::: Provided entries :::

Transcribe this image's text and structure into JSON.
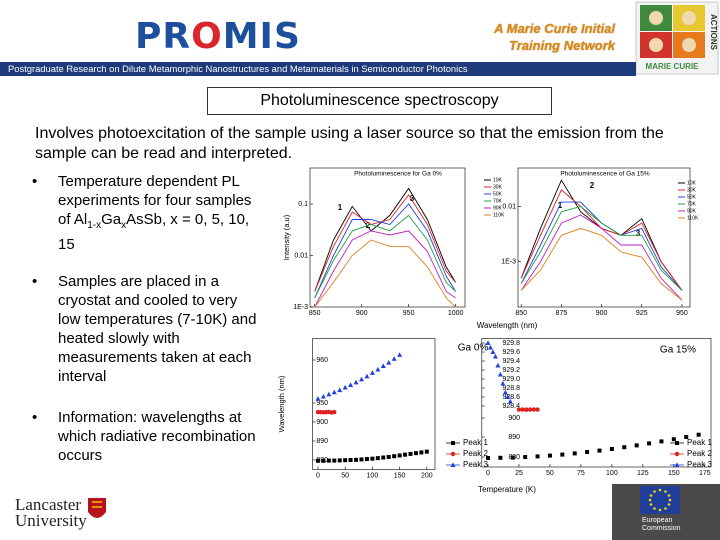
{
  "header": {
    "logo": [
      "PR",
      "O",
      "MIS"
    ],
    "network": [
      "A Marie Curie Initial",
      "Training Network"
    ],
    "strapline": "Postgraduate Research on Dilute Metamorphic Nanostructures and Metamaterials in Semiconductor Photonics",
    "badge": [
      "ACTIONS",
      "MARIE CURIE"
    ]
  },
  "slide": {
    "title": "Photoluminescence spectroscopy",
    "intro": "Involves photoexcitation of the sample using a laser source so that the emission from the sample can be read and interpreted.",
    "bullets": {
      "first": [
        "Temperature dependent PL experiments for four samples of Al",
        "1-x",
        "Ga",
        "x",
        "AsSb, x = 0, 5, 10, 15"
      ],
      "second": "Samples are placed in a cryostat and cooled to very low temperatures (7-10K) and heated slowly with measurements taken at each interval",
      "third": "Information: wavelengths at which radiative recombination occurs"
    }
  },
  "chart_data": [
    {
      "type": "line",
      "title": "Photoluminescence for Ga 0%",
      "ylabel": "Intensity (a.u)",
      "log_y": true,
      "x": [
        850,
        870,
        890,
        910,
        930,
        950,
        970,
        990,
        1000
      ],
      "xlim": [
        845,
        1010
      ],
      "xticks": [
        850,
        900,
        950,
        1000
      ],
      "ylim": [
        0.001,
        0.5
      ],
      "yticks": [
        {
          "value": 0.001,
          "label": "1E-3"
        },
        0.01,
        0.1
      ],
      "annotations": [
        "1",
        "2",
        "3"
      ],
      "series": [
        {
          "name": "10K",
          "color": "#000000",
          "values": [
            0.002,
            0.02,
            0.09,
            0.03,
            0.06,
            0.2,
            0.05,
            0.006,
            0.003
          ]
        },
        {
          "name": "30K",
          "color": "#e02020",
          "values": [
            0.002,
            0.015,
            0.07,
            0.04,
            0.05,
            0.15,
            0.04,
            0.005,
            0.003
          ]
        },
        {
          "name": "50K",
          "color": "#2040e0",
          "values": [
            0.0015,
            0.01,
            0.05,
            0.05,
            0.04,
            0.1,
            0.03,
            0.004,
            0.002
          ]
        },
        {
          "name": "70K",
          "color": "#20a040",
          "values": [
            0.0015,
            0.008,
            0.03,
            0.04,
            0.03,
            0.06,
            0.02,
            0.003,
            0.002
          ]
        },
        {
          "name": "90K",
          "color": "#c020c0",
          "values": [
            0.001,
            0.005,
            0.02,
            0.03,
            0.025,
            0.03,
            0.012,
            0.002,
            0.0015
          ]
        },
        {
          "name": "110K",
          "color": "#e08020",
          "values": [
            0.001,
            0.003,
            0.01,
            0.02,
            0.015,
            0.015,
            0.006,
            0.0015,
            0.001
          ]
        }
      ]
    },
    {
      "type": "line",
      "title": "Photoluminescence of Ga 15%",
      "xlabel": "Wavelength (nm)",
      "log_y": true,
      "x": [
        850,
        862,
        875,
        887,
        900,
        912,
        925,
        937,
        950
      ],
      "xlim": [
        848,
        955
      ],
      "xticks": [
        850,
        875,
        900,
        925,
        950
      ],
      "ylim": [
        0.00015,
        0.05
      ],
      "yticks": [
        {
          "value": 0.001,
          "label": "1E-3"
        },
        0.01
      ],
      "annotations": [
        "2",
        "1",
        "3"
      ],
      "series": [
        {
          "name": "10K",
          "color": "#000000",
          "values": [
            0.0005,
            0.004,
            0.03,
            0.008,
            0.004,
            0.003,
            0.006,
            0.001,
            0.0003
          ]
        },
        {
          "name": "30K",
          "color": "#e02020",
          "values": [
            0.0005,
            0.003,
            0.02,
            0.01,
            0.004,
            0.003,
            0.005,
            0.001,
            0.0003
          ]
        },
        {
          "name": "50K",
          "color": "#2040e0",
          "values": [
            0.0004,
            0.002,
            0.012,
            0.012,
            0.005,
            0.003,
            0.004,
            0.0008,
            0.0003
          ]
        },
        {
          "name": "70K",
          "color": "#20a040",
          "values": [
            0.0004,
            0.0015,
            0.008,
            0.01,
            0.005,
            0.003,
            0.003,
            0.0007,
            0.0003
          ]
        },
        {
          "name": "90K",
          "color": "#c020c0",
          "values": [
            0.0003,
            0.001,
            0.005,
            0.007,
            0.004,
            0.002,
            0.002,
            0.0005,
            0.0002
          ]
        },
        {
          "name": "110K",
          "color": "#e08020",
          "values": [
            0.0003,
            0.0007,
            0.003,
            0.004,
            0.003,
            0.0015,
            0.0012,
            0.0004,
            0.0002
          ]
        }
      ]
    },
    {
      "type": "scatter",
      "ylabel": "Wavelength (nm)",
      "annotations": [
        "Ga 0%"
      ],
      "legend": "lower right",
      "xlim": [
        -10,
        215
      ],
      "xticks": [
        0,
        50,
        100,
        150,
        200
      ],
      "ylim": [
        875,
        965
      ],
      "yticks": [
        880,
        890,
        900,
        950,
        960
      ],
      "series": [
        {
          "name": "Peak 1",
          "color": "#000000",
          "marker": "square",
          "x": [
            0,
            10,
            20,
            30,
            40,
            50,
            60,
            70,
            80,
            90,
            100,
            110,
            120,
            130,
            140,
            150,
            160,
            170,
            180,
            190,
            200
          ],
          "values": [
            879.6,
            879.6,
            879.7,
            879.7,
            879.8,
            879.9,
            880,
            880.1,
            880.3,
            880.5,
            880.7,
            881,
            881.3,
            881.6,
            882,
            882.4,
            882.8,
            883.2,
            883.6,
            884,
            884.4
          ]
        },
        {
          "name": "Peak 2",
          "color": "#e02020",
          "marker": "circle",
          "x": [
            0,
            5,
            10,
            15,
            20,
            25,
            30
          ],
          "values": [
            926,
            926,
            925.5,
            926,
            926.5,
            925,
            926
          ]
        },
        {
          "name": "Peak 3",
          "color": "#2040e0",
          "marker": "triangle",
          "x": [
            0,
            10,
            20,
            30,
            40,
            50,
            60,
            70,
            80,
            90,
            100,
            110,
            120,
            130,
            140,
            150
          ],
          "values": [
            951,
            951.5,
            952,
            952.5,
            953,
            953.6,
            954.2,
            954.8,
            955.5,
            956.2,
            957,
            957.8,
            958.6,
            959.4,
            960.3,
            961.2
          ]
        }
      ]
    },
    {
      "type": "scatter",
      "xlabel": "Temperature (K)",
      "annotations": [
        "Ga 15%"
      ],
      "legend": "lower right",
      "xlim": [
        -5,
        180
      ],
      "xticks": [
        0,
        25,
        50,
        75,
        100,
        125,
        150,
        175
      ],
      "ylim": [
        875,
        929.9
      ],
      "yticks": [
        880,
        890,
        900,
        928.4,
        928.6,
        928.8,
        {
          "value": 929,
          "label": "929.0"
        },
        929.2,
        929.4,
        929.6,
        929.8
      ],
      "series": [
        {
          "name": "Peak 1",
          "color": "#000000",
          "marker": "square",
          "x": [
            0,
            10,
            20,
            30,
            40,
            50,
            60,
            70,
            80,
            90,
            100,
            110,
            120,
            130,
            140,
            150,
            160,
            170
          ],
          "values": [
            879.5,
            879.6,
            879.7,
            880,
            880.3,
            880.7,
            881.2,
            881.8,
            882.5,
            883.2,
            884,
            884.9,
            885.8,
            886.8,
            887.8,
            888.9,
            890,
            891.2
          ]
        },
        {
          "name": "Peak 2",
          "color": "#e02020",
          "marker": "circle",
          "x": [
            25,
            28,
            31,
            34,
            37,
            40
          ],
          "values": [
            920,
            920,
            919.8,
            920,
            920.2,
            920
          ]
        },
        {
          "name": "Peak 3",
          "color": "#2040e0",
          "marker": "triangle",
          "x": [
            0,
            2,
            4,
            6,
            8,
            10,
            12,
            14,
            16,
            18
          ],
          "values": [
            929.8,
            929.7,
            929.6,
            929.5,
            929.3,
            929.1,
            928.9,
            928.7,
            928.6,
            928.5
          ]
        }
      ]
    }
  ],
  "footer": {
    "left_logo": [
      "Lancaster",
      "University"
    ],
    "right_logo": [
      "European",
      "Commission"
    ]
  }
}
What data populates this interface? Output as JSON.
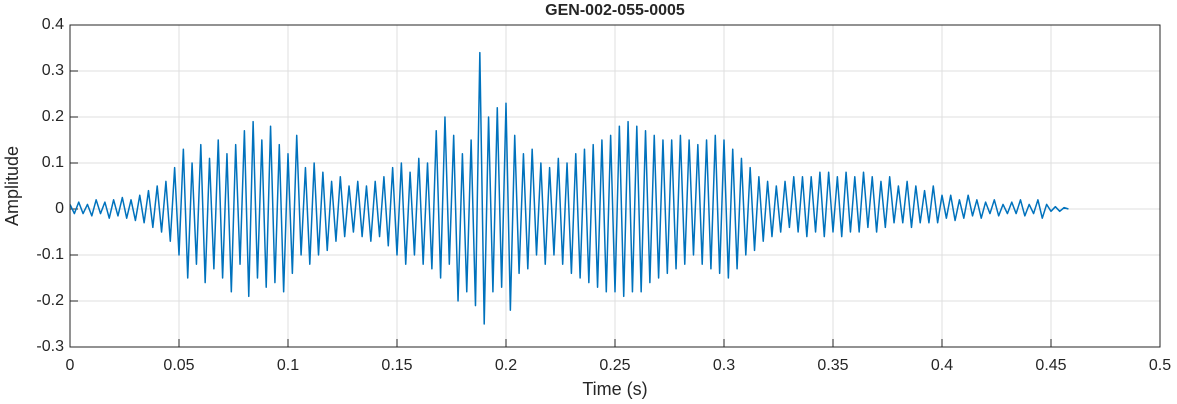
{
  "chart_data": {
    "type": "line",
    "title": "GEN-002-055-0005",
    "xlabel": "Time (s)",
    "ylabel": "Amplitude",
    "xlim": [
      0,
      0.5
    ],
    "ylim": [
      -0.3,
      0.4
    ],
    "xticks": [
      0,
      0.05,
      0.1,
      0.15,
      0.2,
      0.25,
      0.3,
      0.35,
      0.4,
      0.45,
      0.5
    ],
    "yticks": [
      -0.3,
      -0.2,
      -0.1,
      0,
      0.1,
      0.2,
      0.3,
      0.4
    ],
    "grid": true,
    "series": [
      {
        "color": "#0072bd",
        "x": [
          0,
          0.002,
          0.004,
          0.006,
          0.008,
          0.01,
          0.012,
          0.014,
          0.016,
          0.018,
          0.02,
          0.022,
          0.024,
          0.026,
          0.028,
          0.03,
          0.032,
          0.034,
          0.036,
          0.038,
          0.04,
          0.042,
          0.044,
          0.046,
          0.048,
          0.05,
          0.052,
          0.054,
          0.056,
          0.058,
          0.06,
          0.062,
          0.064,
          0.066,
          0.068,
          0.07,
          0.072,
          0.074,
          0.076,
          0.078,
          0.08,
          0.082,
          0.084,
          0.086,
          0.088,
          0.09,
          0.092,
          0.094,
          0.096,
          0.098,
          0.1,
          0.102,
          0.104,
          0.106,
          0.108,
          0.11,
          0.112,
          0.114,
          0.116,
          0.118,
          0.12,
          0.122,
          0.124,
          0.126,
          0.128,
          0.13,
          0.132,
          0.134,
          0.136,
          0.138,
          0.14,
          0.142,
          0.144,
          0.146,
          0.148,
          0.15,
          0.152,
          0.154,
          0.156,
          0.158,
          0.16,
          0.162,
          0.164,
          0.166,
          0.168,
          0.17,
          0.172,
          0.174,
          0.176,
          0.178,
          0.18,
          0.182,
          0.184,
          0.186,
          0.188,
          0.19,
          0.192,
          0.194,
          0.196,
          0.198,
          0.2,
          0.202,
          0.204,
          0.206,
          0.208,
          0.21,
          0.212,
          0.214,
          0.216,
          0.218,
          0.22,
          0.222,
          0.224,
          0.226,
          0.228,
          0.23,
          0.232,
          0.234,
          0.236,
          0.238,
          0.24,
          0.242,
          0.244,
          0.246,
          0.248,
          0.25,
          0.252,
          0.254,
          0.256,
          0.258,
          0.26,
          0.262,
          0.264,
          0.266,
          0.268,
          0.27,
          0.272,
          0.274,
          0.276,
          0.278,
          0.28,
          0.282,
          0.284,
          0.286,
          0.288,
          0.29,
          0.292,
          0.294,
          0.296,
          0.298,
          0.3,
          0.302,
          0.304,
          0.306,
          0.308,
          0.31,
          0.312,
          0.314,
          0.316,
          0.318,
          0.32,
          0.322,
          0.324,
          0.326,
          0.328,
          0.33,
          0.332,
          0.334,
          0.336,
          0.338,
          0.34,
          0.342,
          0.344,
          0.346,
          0.348,
          0.35,
          0.352,
          0.354,
          0.356,
          0.358,
          0.36,
          0.362,
          0.364,
          0.366,
          0.368,
          0.37,
          0.372,
          0.374,
          0.376,
          0.378,
          0.38,
          0.382,
          0.384,
          0.386,
          0.388,
          0.39,
          0.392,
          0.394,
          0.396,
          0.398,
          0.4,
          0.402,
          0.404,
          0.406,
          0.408,
          0.41,
          0.412,
          0.414,
          0.416,
          0.418,
          0.42,
          0.422,
          0.424,
          0.426,
          0.428,
          0.43,
          0.432,
          0.434,
          0.436,
          0.438,
          0.44,
          0.442,
          0.444,
          0.446,
          0.448,
          0.45,
          0.452,
          0.454,
          0.456,
          0.458
        ],
        "values": [
          0.01,
          -0.01,
          0.015,
          -0.01,
          0.01,
          -0.015,
          0.02,
          -0.01,
          0.015,
          -0.02,
          0.02,
          -0.015,
          0.025,
          -0.02,
          0.02,
          -0.025,
          0.03,
          -0.03,
          0.04,
          -0.04,
          0.05,
          -0.05,
          0.06,
          -0.07,
          0.09,
          -0.1,
          0.13,
          -0.15,
          0.1,
          -0.12,
          0.14,
          -0.16,
          0.11,
          -0.13,
          0.15,
          -0.15,
          0.12,
          -0.18,
          0.14,
          -0.12,
          0.17,
          -0.19,
          0.19,
          -0.15,
          0.15,
          -0.17,
          0.18,
          -0.16,
          0.14,
          -0.18,
          0.12,
          -0.14,
          0.16,
          -0.1,
          0.09,
          -0.12,
          0.1,
          -0.1,
          0.08,
          -0.09,
          0.06,
          -0.07,
          0.07,
          -0.06,
          0.05,
          -0.05,
          0.06,
          -0.06,
          0.05,
          -0.07,
          0.06,
          -0.06,
          0.07,
          -0.08,
          0.09,
          -0.1,
          0.1,
          -0.12,
          0.08,
          -0.1,
          0.11,
          -0.12,
          0.1,
          -0.13,
          0.17,
          -0.15,
          0.2,
          -0.12,
          0.16,
          -0.2,
          0.12,
          -0.18,
          0.15,
          -0.21,
          0.34,
          -0.25,
          0.2,
          -0.18,
          0.22,
          -0.17,
          0.23,
          -0.22,
          0.16,
          -0.14,
          0.12,
          -0.13,
          0.13,
          -0.1,
          0.1,
          -0.12,
          0.09,
          -0.1,
          0.11,
          -0.12,
          0.1,
          -0.14,
          0.12,
          -0.15,
          0.13,
          -0.16,
          0.14,
          -0.17,
          0.15,
          -0.18,
          0.16,
          -0.18,
          0.18,
          -0.19,
          0.19,
          -0.18,
          0.18,
          -0.18,
          0.17,
          -0.16,
          0.16,
          -0.15,
          0.15,
          -0.14,
          0.15,
          -0.13,
          0.16,
          -0.12,
          0.15,
          -0.1,
          0.14,
          -0.12,
          0.15,
          -0.13,
          0.16,
          -0.14,
          0.15,
          -0.15,
          0.13,
          -0.13,
          0.11,
          -0.1,
          0.09,
          -0.09,
          0.07,
          -0.07,
          0.06,
          -0.06,
          0.05,
          -0.05,
          0.06,
          -0.04,
          0.07,
          -0.05,
          0.07,
          -0.06,
          0.07,
          -0.05,
          0.08,
          -0.06,
          0.08,
          -0.05,
          0.07,
          -0.06,
          0.08,
          -0.05,
          0.07,
          -0.05,
          0.08,
          -0.04,
          0.07,
          -0.05,
          0.06,
          -0.04,
          0.07,
          -0.03,
          0.05,
          -0.03,
          0.06,
          -0.04,
          0.05,
          -0.03,
          0.04,
          -0.03,
          0.05,
          -0.03,
          0.03,
          -0.02,
          0.03,
          -0.025,
          0.02,
          -0.02,
          0.03,
          -0.015,
          0.02,
          -0.02,
          0.015,
          -0.01,
          0.02,
          -0.015,
          0.01,
          -0.01,
          0.015,
          -0.01,
          0.02,
          -0.015,
          0.01,
          -0.01,
          0.02,
          -0.02,
          0.01,
          -0.005,
          0.005,
          -0.005,
          0.003,
          0
        ]
      }
    ]
  }
}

:::

Output nothing but the number of lines in the data containing the string "xlabel".

3